Required task :: Everything in the data should be repeated exactly, save for the images.

** START Record extracts **

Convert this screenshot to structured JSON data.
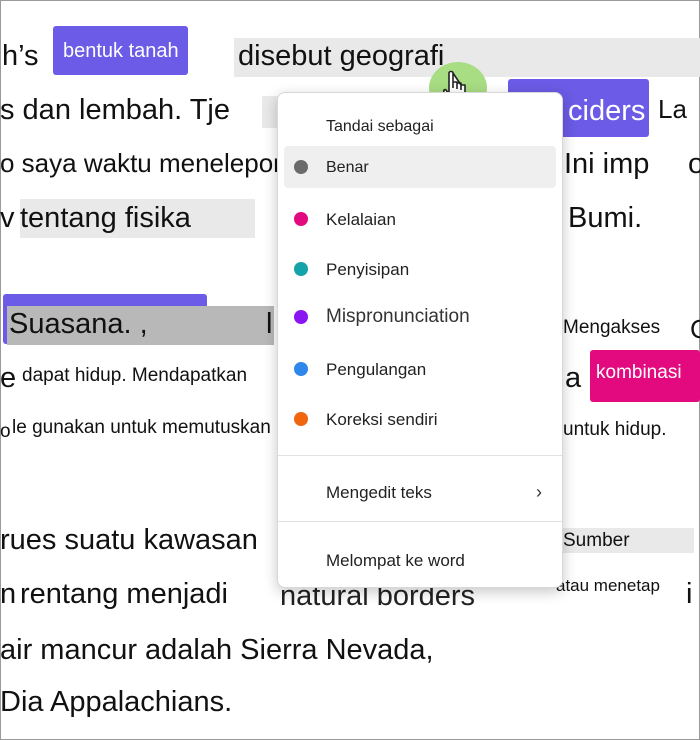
{
  "document": {
    "line1": {
      "a": "h’s",
      "b": "bentuk tanah",
      "c": "disebut geografi"
    },
    "line2": {
      "a": "s dan lembah. Tje",
      "b": "ciders",
      "c": "La"
    },
    "line3": {
      "a": "o saya waktu menelepon",
      "b": "Ini imp",
      "c": "o"
    },
    "line4": {
      "a": "v",
      "b": "tentang fisika",
      "c": "Bumi."
    },
    "line5": {
      "a": "Suasana. ,",
      "b": "l",
      "c": "Mengakses",
      "d": "C"
    },
    "line6": {
      "a": "e",
      "b": "dapat hidup. Mendapatkan",
      "c": "a",
      "d": "kombinasi"
    },
    "line7": {
      "a": "o",
      "b": "le gunakan untuk memutuskan",
      "c": "untuk hidup."
    },
    "line8": {
      "a": "rues suatu kawasan",
      "b": "Sumber"
    },
    "line9": {
      "a": "n",
      "b": "rentang menjadi",
      "c": "natural borders",
      "d": "atau menetap",
      "e": "i"
    },
    "line10": {
      "a": "air mancur adalah Sierra Nevada,"
    },
    "line11": {
      "a": "Dia Appalachians."
    }
  },
  "context_menu": {
    "header": "Tandai sebagai",
    "items": [
      {
        "label": "Benar",
        "color": "#6b6b6b",
        "icon": "dot-gray-icon"
      },
      {
        "label": "Kelalaian",
        "color": "#e3097f",
        "icon": "dot-pink-icon"
      },
      {
        "label": "Penyisipan",
        "color": "#13a3a8",
        "icon": "dot-teal-icon"
      },
      {
        "label": "Mispronunciation",
        "color": "#8a14f2",
        "icon": "dot-purple-icon"
      },
      {
        "label": "Pengulangan",
        "color": "#2f86eb",
        "icon": "dot-blue-icon"
      },
      {
        "label": "Koreksi sendiri",
        "color": "#f0650e",
        "icon": "dot-orange-icon"
      }
    ],
    "edit_text": "Mengedit teks",
    "jump_to_word": "Melompat ke word"
  }
}
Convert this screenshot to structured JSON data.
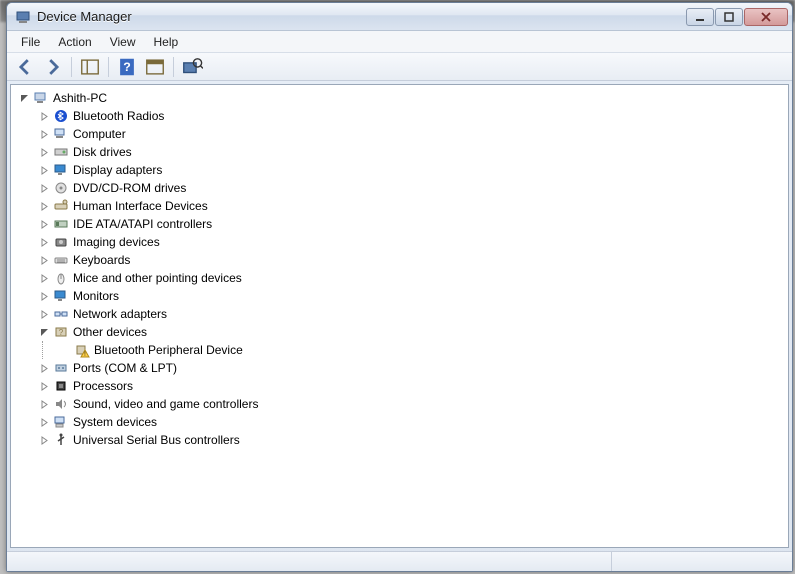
{
  "window": {
    "title": "Device Manager"
  },
  "menu": {
    "file": "File",
    "action": "Action",
    "view": "View",
    "help": "Help"
  },
  "tree": {
    "root": "Ashith-PC",
    "nodes": [
      {
        "label": "Bluetooth Radios",
        "icon": "bluetooth"
      },
      {
        "label": "Computer",
        "icon": "computer"
      },
      {
        "label": "Disk drives",
        "icon": "disk"
      },
      {
        "label": "Display adapters",
        "icon": "display"
      },
      {
        "label": "DVD/CD-ROM drives",
        "icon": "cdrom"
      },
      {
        "label": "Human Interface Devices",
        "icon": "hid"
      },
      {
        "label": "IDE ATA/ATAPI controllers",
        "icon": "ide"
      },
      {
        "label": "Imaging devices",
        "icon": "imaging"
      },
      {
        "label": "Keyboards",
        "icon": "keyboard"
      },
      {
        "label": "Mice and other pointing devices",
        "icon": "mouse"
      },
      {
        "label": "Monitors",
        "icon": "monitor"
      },
      {
        "label": "Network adapters",
        "icon": "network"
      },
      {
        "label": "Other devices",
        "icon": "other",
        "expanded": true,
        "children": [
          {
            "label": "Bluetooth Peripheral Device",
            "icon": "warning"
          }
        ]
      },
      {
        "label": "Ports (COM & LPT)",
        "icon": "ports"
      },
      {
        "label": "Processors",
        "icon": "processor"
      },
      {
        "label": "Sound, video and game controllers",
        "icon": "sound"
      },
      {
        "label": "System devices",
        "icon": "system"
      },
      {
        "label": "Universal Serial Bus controllers",
        "icon": "usb"
      }
    ]
  }
}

** END Record extracts **

Answer to this task ::
Convert this screenshot to structured JSON data.
{
  "document": {
    "line1": {
      "a": "h’s",
      "b": "bentuk tanah",
      "c": "disebut geografi"
    },
    "line2": {
      "a": "s dan lembah. Tje",
      "b": "ciders",
      "c": "La"
    },
    "line3": {
      "a": "o saya waktu menelepon",
      "b": "Ini imp",
      "c": "o"
    },
    "line4": {
      "a": "v",
      "b": "tentang fisika",
      "c": "Bumi."
    },
    "line5": {
      "a": "Suasana. ,",
      "b": "l",
      "c": "Mengakses",
      "d": "C"
    },
    "line6": {
      "a": "e",
      "b": "dapat hidup. Mendapatkan",
      "c": "a",
      "d": "kombinasi"
    },
    "line7": {
      "a": "o",
      "b": "le gunakan untuk memutuskan",
      "c": "untuk hidup."
    },
    "line8": {
      "a": "rues suatu kawasan",
      "b": "Sumber"
    },
    "line9": {
      "a": "n",
      "b": "rentang menjadi",
      "c": "natural borders",
      "d": "atau menetap",
      "e": "i"
    },
    "line10": {
      "a": "air mancur adalah Sierra Nevada,"
    },
    "line11": {
      "a": "Dia Appalachians."
    }
  },
  "context_menu": {
    "header": "Tandai sebagai",
    "items": [
      {
        "label": "Benar",
        "color": "#6b6b6b",
        "icon": "dot-gray-icon"
      },
      {
        "label": "Kelalaian",
        "color": "#e3097f",
        "icon": "dot-pink-icon"
      },
      {
        "label": "Penyisipan",
        "color": "#13a3a8",
        "icon": "dot-teal-icon"
      },
      {
        "label": "Mispronunciation",
        "color": "#8a14f2",
        "icon": "dot-purple-icon"
      },
      {
        "label": "Pengulangan",
        "color": "#2f86eb",
        "icon": "dot-blue-icon"
      },
      {
        "label": "Koreksi sendiri",
        "color": "#f0650e",
        "icon": "dot-orange-icon"
      }
    ],
    "edit_text": "Mengedit teks",
    "jump_to_word": "Melompat ke word"
  }
}
Convert this screenshot to structured JSON data.
{
  "window": {
    "title": "Device Manager"
  },
  "menu": {
    "file": "File",
    "action": "Action",
    "view": "View",
    "help": "Help"
  },
  "tree": {
    "root": "Ashith-PC",
    "nodes": [
      {
        "label": "Bluetooth Radios",
        "icon": "bluetooth"
      },
      {
        "label": "Computer",
        "icon": "computer"
      },
      {
        "label": "Disk drives",
        "icon": "disk"
      },
      {
        "label": "Display adapters",
        "icon": "display"
      },
      {
        "label": "DVD/CD-ROM drives",
        "icon": "cdrom"
      },
      {
        "label": "Human Interface Devices",
        "icon": "hid"
      },
      {
        "label": "IDE ATA/ATAPI controllers",
        "icon": "ide"
      },
      {
        "label": "Imaging devices",
        "icon": "imaging"
      },
      {
        "label": "Keyboards",
        "icon": "keyboard"
      },
      {
        "label": "Mice and other pointing devices",
        "icon": "mouse"
      },
      {
        "label": "Monitors",
        "icon": "monitor"
      },
      {
        "label": "Network adapters",
        "icon": "network"
      },
      {
        "label": "Other devices",
        "icon": "other",
        "expanded": true,
        "children": [
          {
            "label": "Bluetooth Peripheral Device",
            "icon": "warning"
          }
        ]
      },
      {
        "label": "Ports (COM & LPT)",
        "icon": "ports"
      },
      {
        "label": "Processors",
        "icon": "processor"
      },
      {
        "label": "Sound, video and game controllers",
        "icon": "sound"
      },
      {
        "label": "System devices",
        "icon": "system"
      },
      {
        "label": "Universal Serial Bus controllers",
        "icon": "usb"
      }
    ]
  }
}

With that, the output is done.